Exercise prompt:
Copy out the lines that include the word "ffffff".

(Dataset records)
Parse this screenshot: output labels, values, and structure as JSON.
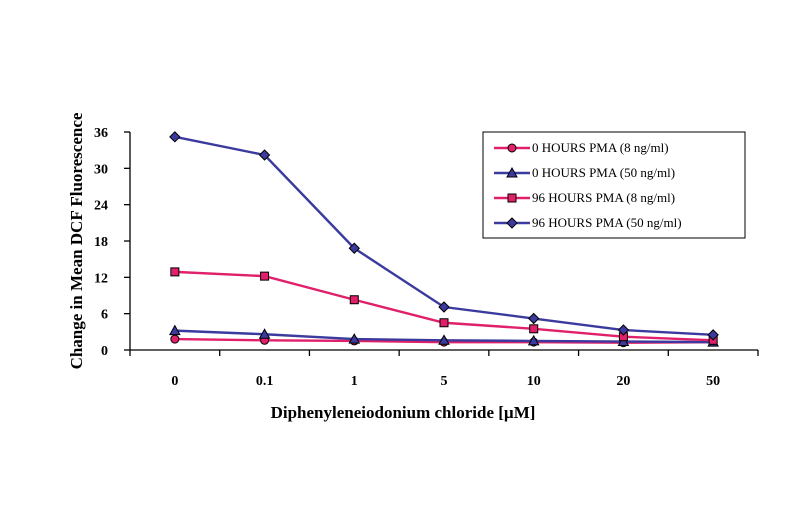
{
  "chart_data": {
    "type": "line",
    "title": "",
    "xlabel": "Diphenyleneiodonium chloride [µM]",
    "ylabel": "Change in Mean DCF Fluorescence",
    "categories": [
      "0",
      "0.1",
      "1",
      "5",
      "10",
      "20",
      "50"
    ],
    "ylim": [
      0,
      36
    ],
    "yticks": [
      0,
      6,
      12,
      18,
      24,
      30,
      36
    ],
    "grid": false,
    "legend_position": "top-right",
    "series": [
      {
        "name": "0 HOURS PMA (8 ng/ml)",
        "marker": "circle",
        "color": "#e0206a",
        "values": [
          1.8,
          1.6,
          1.5,
          1.3,
          1.3,
          1.2,
          1.3
        ]
      },
      {
        "name": "0 HOURS PMA (50 ng/ml)",
        "marker": "triangle",
        "color": "#3b3b9f",
        "values": [
          3.2,
          2.6,
          1.8,
          1.6,
          1.5,
          1.4,
          1.3
        ]
      },
      {
        "name": "96 HOURS PMA (8 ng/ml)",
        "marker": "square",
        "color": "#e0206a",
        "values": [
          12.9,
          12.2,
          8.3,
          4.5,
          3.5,
          2.2,
          1.6
        ]
      },
      {
        "name": "96 HOURS PMA (50 ng/ml)",
        "marker": "diamond",
        "color": "#3b3b9f",
        "values": [
          35.2,
          32.2,
          16.8,
          7.1,
          5.2,
          3.3,
          2.5
        ]
      }
    ]
  }
}
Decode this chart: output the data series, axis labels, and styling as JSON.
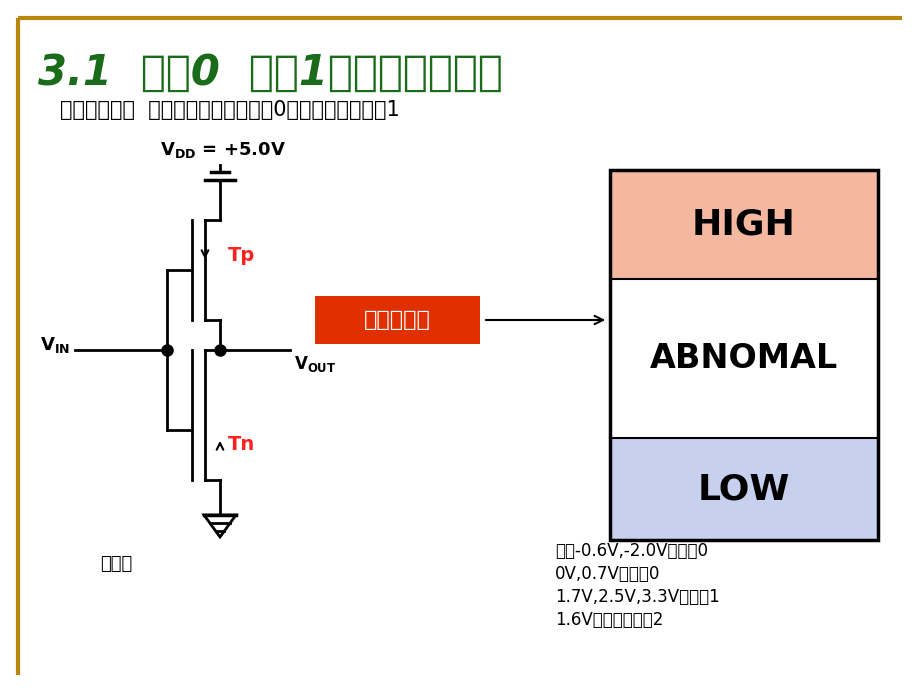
{
  "title": "3.1  逻辑0  逻辑1以及不确定逻辑",
  "title_color": "#1a6b1a",
  "subtitle": "不确定逻辑：  电路可将其解释为逻辑0也可以解释为逻辑1",
  "subtitle_color": "#000000",
  "bg_color": "#ffffff",
  "border_color": "#b8860b",
  "high_color": "#f4b8a0",
  "low_color": "#c8d0f0",
  "abnomal_color": "#ffffff",
  "box_label_high": "HIGH",
  "box_label_abnomal": "ABNOMAL",
  "box_label_low": "LOW",
  "red_box_text": "不确定逻辑",
  "red_box_color": "#e03000",
  "arrow_color": "#000000",
  "tp_text": "Tp",
  "tn_text": "Tn",
  "label_color": "#ff2020",
  "fanxiangqi": "反向器",
  "note_lines": [
    "因此-0.6V,-2.0V是逻辑0",
    "0V,0.7V是逻辑0",
    "1.7V,2.5V,3.3V为逻辑1",
    "1.6V为不确定逻辑2"
  ]
}
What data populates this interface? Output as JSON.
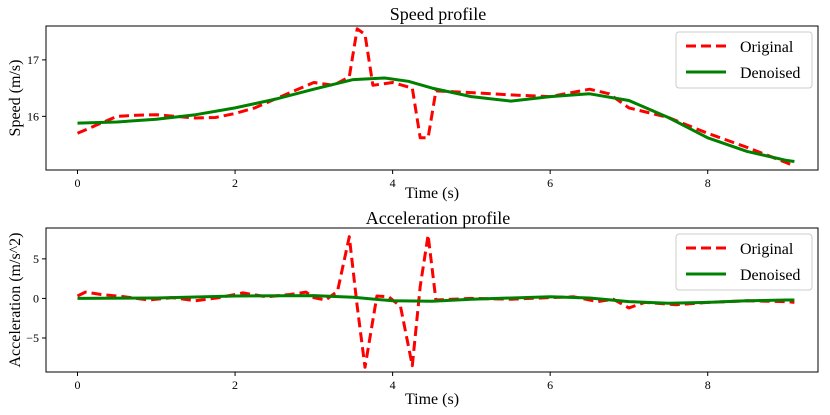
{
  "chart_data": [
    {
      "type": "line",
      "title": "Speed profile",
      "xlabel": "Time (s)",
      "ylabel": "Speed (m/s)",
      "xlim": [
        -0.4,
        9.4
      ],
      "ylim": [
        15.05,
        17.6
      ],
      "xticks": [
        0,
        2,
        4,
        6,
        8
      ],
      "xtick_labels": [
        "0",
        "2",
        "4",
        "6",
        "8"
      ],
      "yticks": [
        16,
        17
      ],
      "ytick_labels": [
        "16",
        "17"
      ],
      "legend_position": "top-right",
      "series": [
        {
          "name": "Original",
          "color": "#ff0000",
          "style": "dashed",
          "x": [
            0,
            0.25,
            0.5,
            0.75,
            1.0,
            1.25,
            1.5,
            1.75,
            2.0,
            2.25,
            2.5,
            2.75,
            3.0,
            3.25,
            3.45,
            3.55,
            3.65,
            3.75,
            4.0,
            4.25,
            4.35,
            4.45,
            4.55,
            5.0,
            5.5,
            6.0,
            6.5,
            6.75,
            7.0,
            7.5,
            8.0,
            8.5,
            9.0,
            9.1
          ],
          "values": [
            15.7,
            15.85,
            16.0,
            16.02,
            16.03,
            16.0,
            15.97,
            15.98,
            16.05,
            16.15,
            16.3,
            16.45,
            16.6,
            16.55,
            16.7,
            17.55,
            17.45,
            16.55,
            16.6,
            16.5,
            15.62,
            15.62,
            16.45,
            16.42,
            16.38,
            16.35,
            16.48,
            16.4,
            16.15,
            15.98,
            15.7,
            15.45,
            15.18,
            15.12
          ]
        },
        {
          "name": "Denoised",
          "color": "#008000",
          "style": "solid",
          "x": [
            0,
            0.5,
            1.0,
            1.5,
            2.0,
            2.5,
            3.0,
            3.5,
            3.9,
            4.2,
            4.5,
            5.0,
            5.5,
            6.0,
            6.5,
            7.0,
            7.5,
            8.0,
            8.5,
            9.0,
            9.1
          ],
          "values": [
            15.88,
            15.9,
            15.95,
            16.03,
            16.15,
            16.3,
            16.48,
            16.65,
            16.68,
            16.62,
            16.5,
            16.35,
            16.27,
            16.35,
            16.4,
            16.28,
            15.98,
            15.62,
            15.38,
            15.22,
            15.2
          ]
        }
      ]
    },
    {
      "type": "line",
      "title": "Acceleration profile",
      "xlabel": "Time (s)",
      "ylabel": "Acceleration (m/s^2)",
      "xlim": [
        -0.4,
        9.4
      ],
      "ylim": [
        -9.3,
        8.9
      ],
      "xticks": [
        0,
        2,
        4,
        6,
        8
      ],
      "xtick_labels": [
        "0",
        "2",
        "4",
        "6",
        "8"
      ],
      "yticks": [
        -5,
        0,
        5
      ],
      "ytick_labels": [
        "−5",
        "0",
        "5"
      ],
      "legend_position": "top-right",
      "series": [
        {
          "name": "Original",
          "color": "#ff0000",
          "style": "dashed",
          "x": [
            0,
            0.1,
            0.3,
            0.6,
            0.9,
            1.2,
            1.5,
            1.8,
            2.1,
            2.4,
            2.7,
            2.9,
            3.0,
            3.15,
            3.3,
            3.45,
            3.55,
            3.65,
            3.8,
            3.95,
            4.1,
            4.25,
            4.35,
            4.45,
            4.55,
            5.0,
            5.5,
            6.0,
            6.3,
            6.6,
            6.8,
            7.0,
            7.2,
            7.6,
            8.0,
            8.5,
            9.0,
            9.1
          ],
          "values": [
            0.3,
            0.8,
            0.5,
            0.2,
            -0.2,
            0.1,
            -0.3,
            0.1,
            0.7,
            0.2,
            0.5,
            0.8,
            0.1,
            -0.2,
            0.9,
            7.8,
            -1.0,
            -8.7,
            0.3,
            0.2,
            -1.0,
            -8.5,
            1.5,
            8.0,
            -0.2,
            0.0,
            -0.1,
            0.1,
            0.2,
            -0.4,
            -0.1,
            -1.2,
            -0.5,
            -0.8,
            -0.5,
            -0.3,
            -0.4,
            -0.5
          ]
        },
        {
          "name": "Denoised",
          "color": "#008000",
          "style": "solid",
          "x": [
            0,
            1.0,
            2.0,
            3.0,
            3.5,
            4.0,
            4.5,
            5.0,
            6.0,
            6.5,
            7.0,
            7.5,
            8.0,
            8.5,
            9.0,
            9.1
          ],
          "values": [
            0.0,
            0.05,
            0.3,
            0.35,
            0.15,
            -0.3,
            -0.35,
            -0.1,
            0.2,
            0.05,
            -0.4,
            -0.6,
            -0.5,
            -0.3,
            -0.2,
            -0.2
          ]
        }
      ]
    }
  ]
}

Response:
  "bg_color": "#ffffff",
  "abnomal_color": "#ffffff",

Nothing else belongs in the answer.